» INSTRUCTIONS FOR THE TASK:
Each line of the data must be given back verbatim, with pictures removed.

----------

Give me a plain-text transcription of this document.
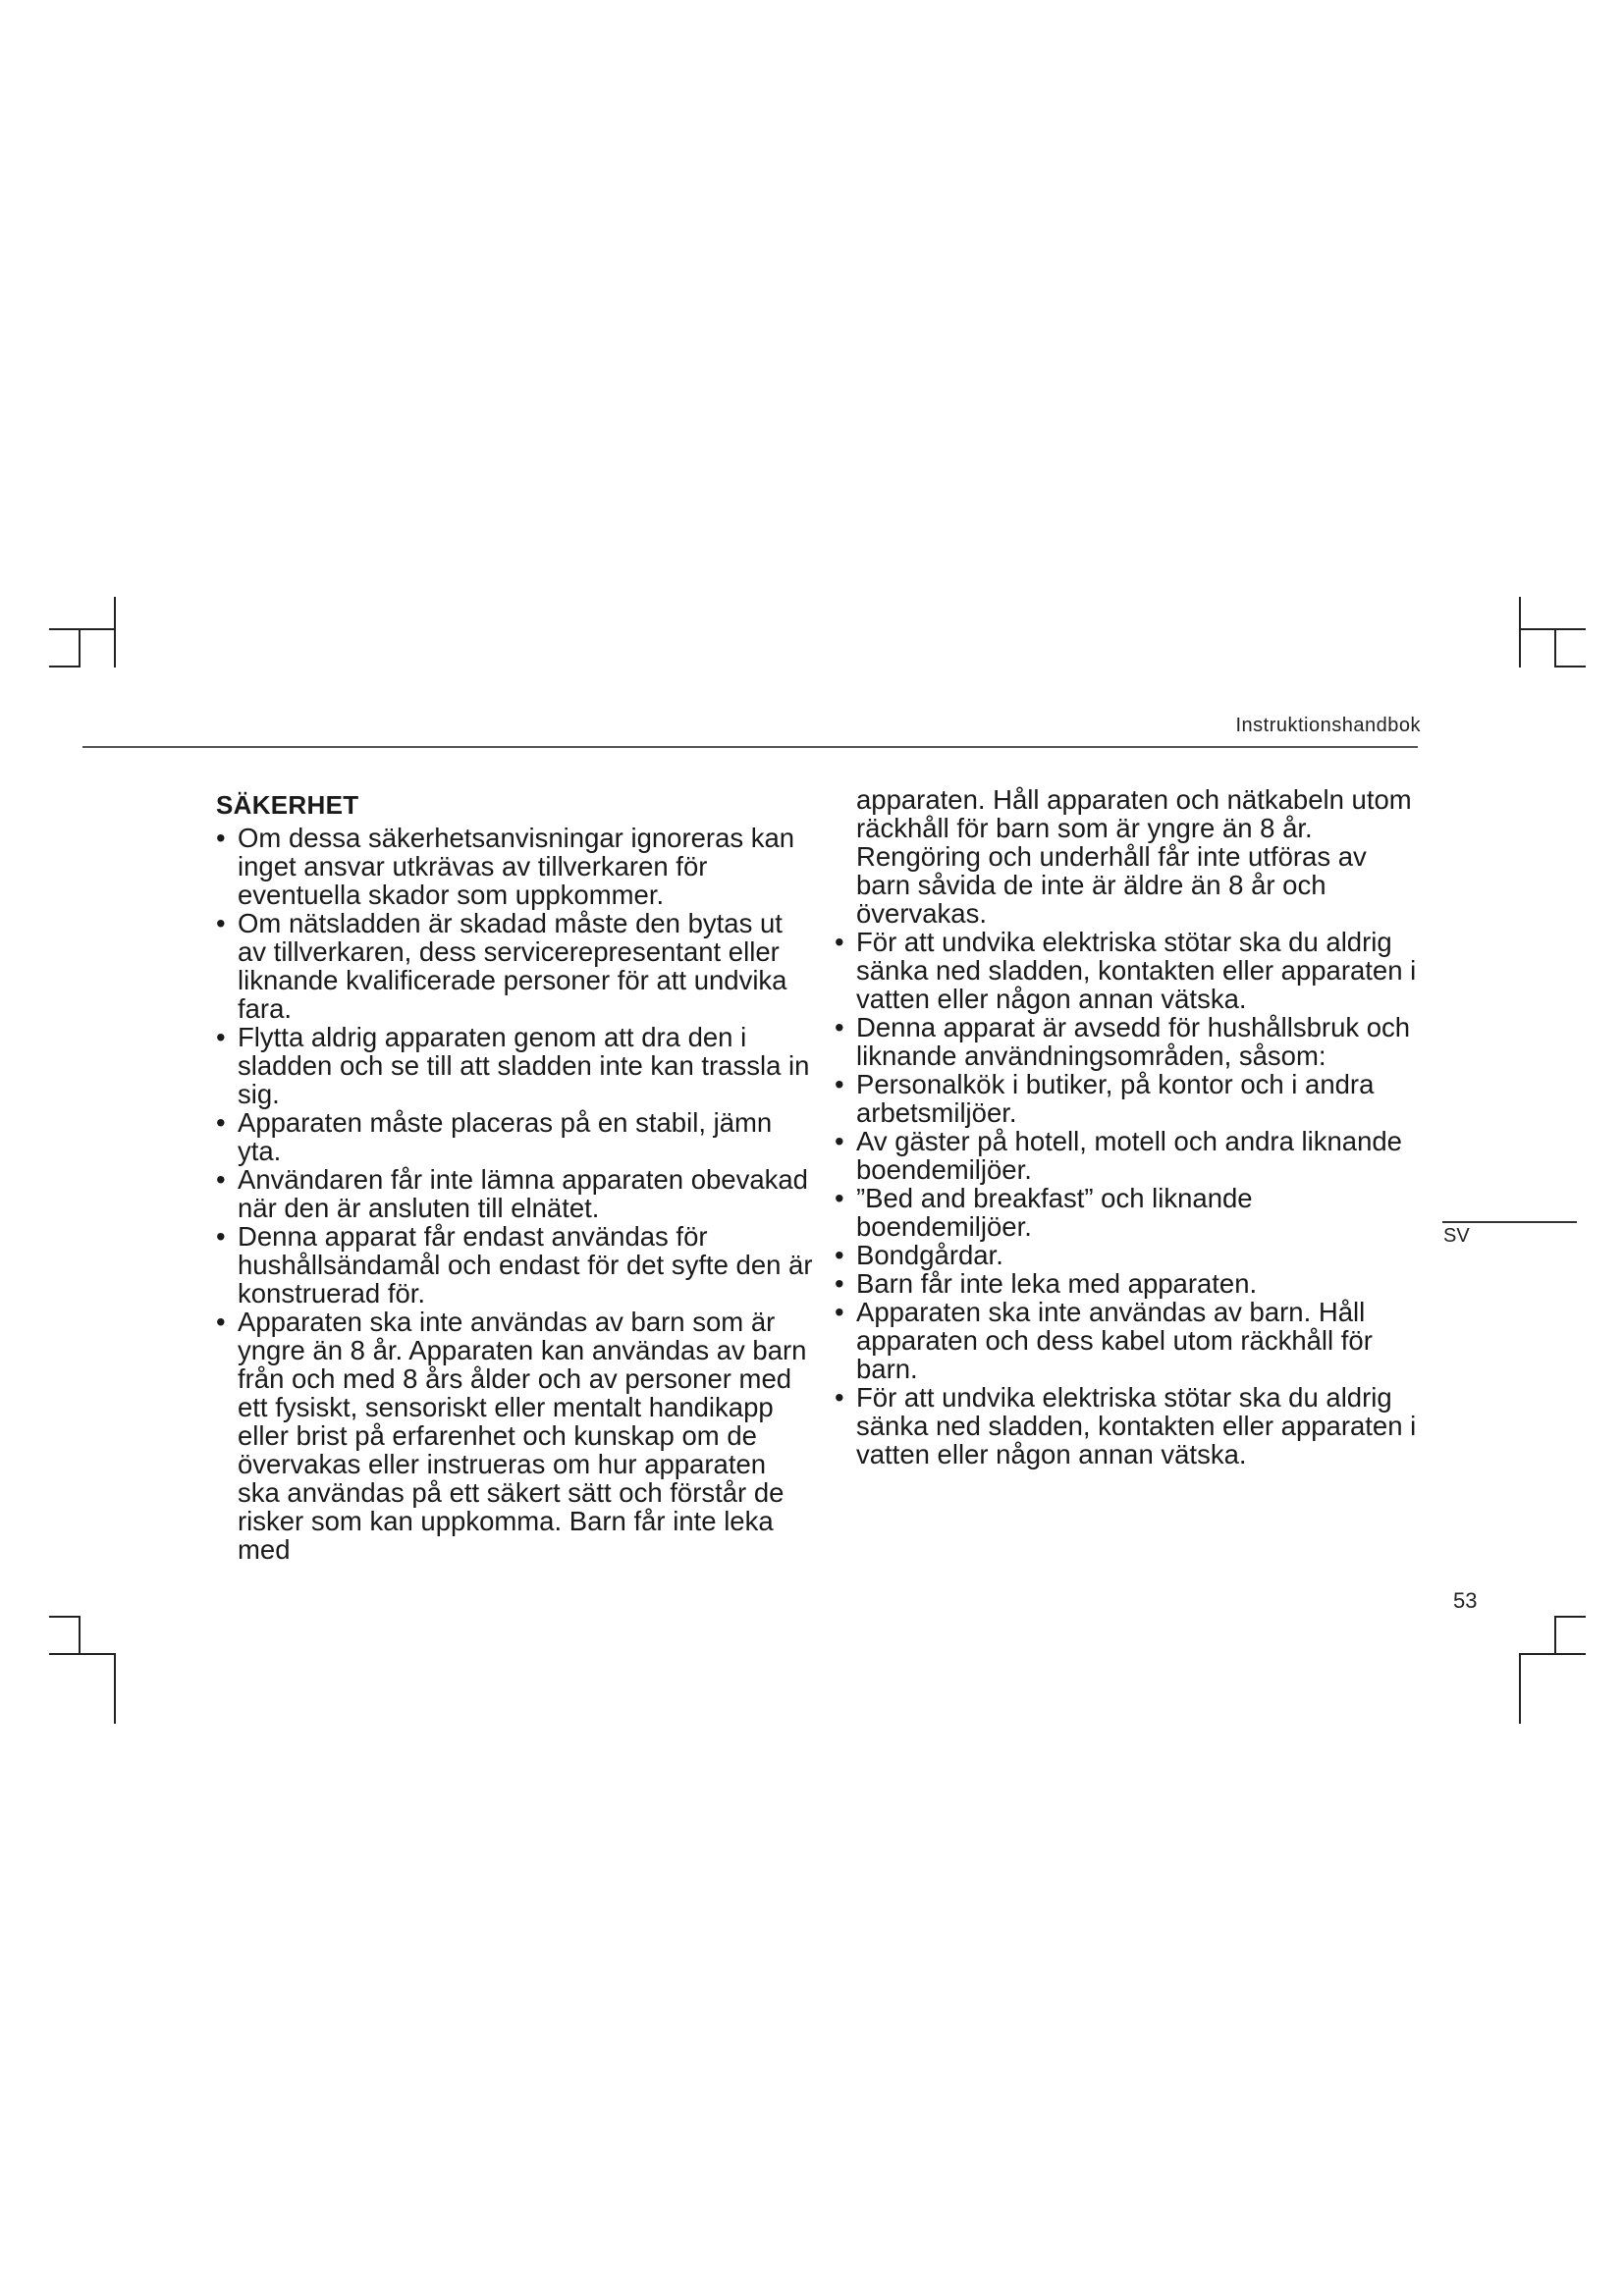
Instruktionshandbok
SV
SÄKERHET
• Om dessa säkerhetsanvisningar ignoreras kan inget ansvar utkrävas av tillverkaren för eventuella skador som uppkommer.
• Om nätsladden är skadad måste den bytas ut av tillverkaren, dess servicerepresentant eller liknande kvalificerade personer för att undvika fara.
• Flytta aldrig apparaten genom att dra den i sladden och se till att sladden inte kan trassla in sig.
• Apparaten måste placeras på en stabil, jämn yta.
• Användaren får inte lämna apparaten obevakad när den är ansluten till elnätet.
• Denna apparat får endast användas för hushållsändamål och endast för det syfte den är konstruerad för.
• Apparaten ska inte användas av barn som är yngre än 8 år. Apparaten kan användas av barn från och med 8 års ålder och av personer med ett fysiskt, sensoriskt eller mentalt handikapp eller brist på erfarenhet och kunskap om de övervakas eller instrueras om hur apparaten ska användas på ett säkert sätt och förstår de risker som kan uppkomma. Barn får inte leka med
apparaten. Håll apparaten och nätkabeln utom räckhåll för barn som är yngre än 8 år. Rengöring och underhåll får inte utföras av barn såvida de inte är äldre än 8 år och övervakas.
• För att undvika elektriska stötar ska du aldrig sänka ned sladden, kontakten eller apparaten i vatten eller någon annan vätska.
• Denna apparat är avsedd för hushållsbruk och liknande användningsområden, såsom:
• Personalkök i butiker, på kontor och i andra arbetsmiljöer.
• Av gäster på hotell, motell och andra liknande boendemiljöer.
• ”Bed and breakfast” och liknande boendemiljöer.
• Bondgårdar.
• Barn får inte leka med apparaten.
• Apparaten ska inte användas av barn. Håll apparaten och dess kabel utom räckhåll för barn.
• För att undvika elektriska stötar ska du aldrig sänka ned sladden, kontakten eller apparaten i vatten eller någon annan vätska.
53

----------

» ANSWER TO THE PROBLEM:
Give me a plain-text transcription of this document.
Instruktionshandbok
SV
SÄKERHET
• Om dessa säkerhetsanvisningar ignoreras kan inget ansvar utkrävas av tillverkaren för eventuella skador som uppkommer.
• Om nätsladden är skadad måste den bytas ut av tillverkaren, dess servicerepresentant eller liknande kvalificerade personer för att undvika fara.
• Flytta aldrig apparaten genom att dra den i sladden och se till att sladden inte kan trassla in sig.
• Apparaten måste placeras på en stabil, jämn yta.
• Användaren får inte lämna apparaten obevakad när den är ansluten till elnätet.
• Denna apparat får endast användas för hushållsändamål och endast för det syfte den är konstruerad för.
• Apparaten ska inte användas av barn som är yngre än 8 år. Apparaten kan användas av barn från och med 8 års ålder och av personer med ett fysiskt, sensoriskt eller mentalt handikapp eller brist på erfarenhet och kunskap om de övervakas eller instrueras om hur apparaten ska användas på ett säkert sätt och förstår de risker som kan uppkomma. Barn får inte leka med
apparaten. Håll apparaten och nätkabeln utom räckhåll för barn som är yngre än 8 år. Rengöring och underhåll får inte utföras av barn såvida de inte är äldre än 8 år och övervakas.
• För att undvika elektriska stötar ska du aldrig sänka ned sladden, kontakten eller apparaten i vatten eller någon annan vätska.
• Denna apparat är avsedd för hushållsbruk och liknande användningsområden, såsom:
• Personalkök i butiker, på kontor och i andra arbetsmiljöer.
• Av gäster på hotell, motell och andra liknande boendemiljöer.
• ”Bed and breakfast” och liknande boendemiljöer.
• Bondgårdar.
• Barn får inte leka med apparaten.
• Apparaten ska inte användas av barn. Håll apparaten och dess kabel utom räckhåll för barn.
• För att undvika elektriska stötar ska du aldrig sänka ned sladden, kontakten eller apparaten i vatten eller någon annan vätska.
53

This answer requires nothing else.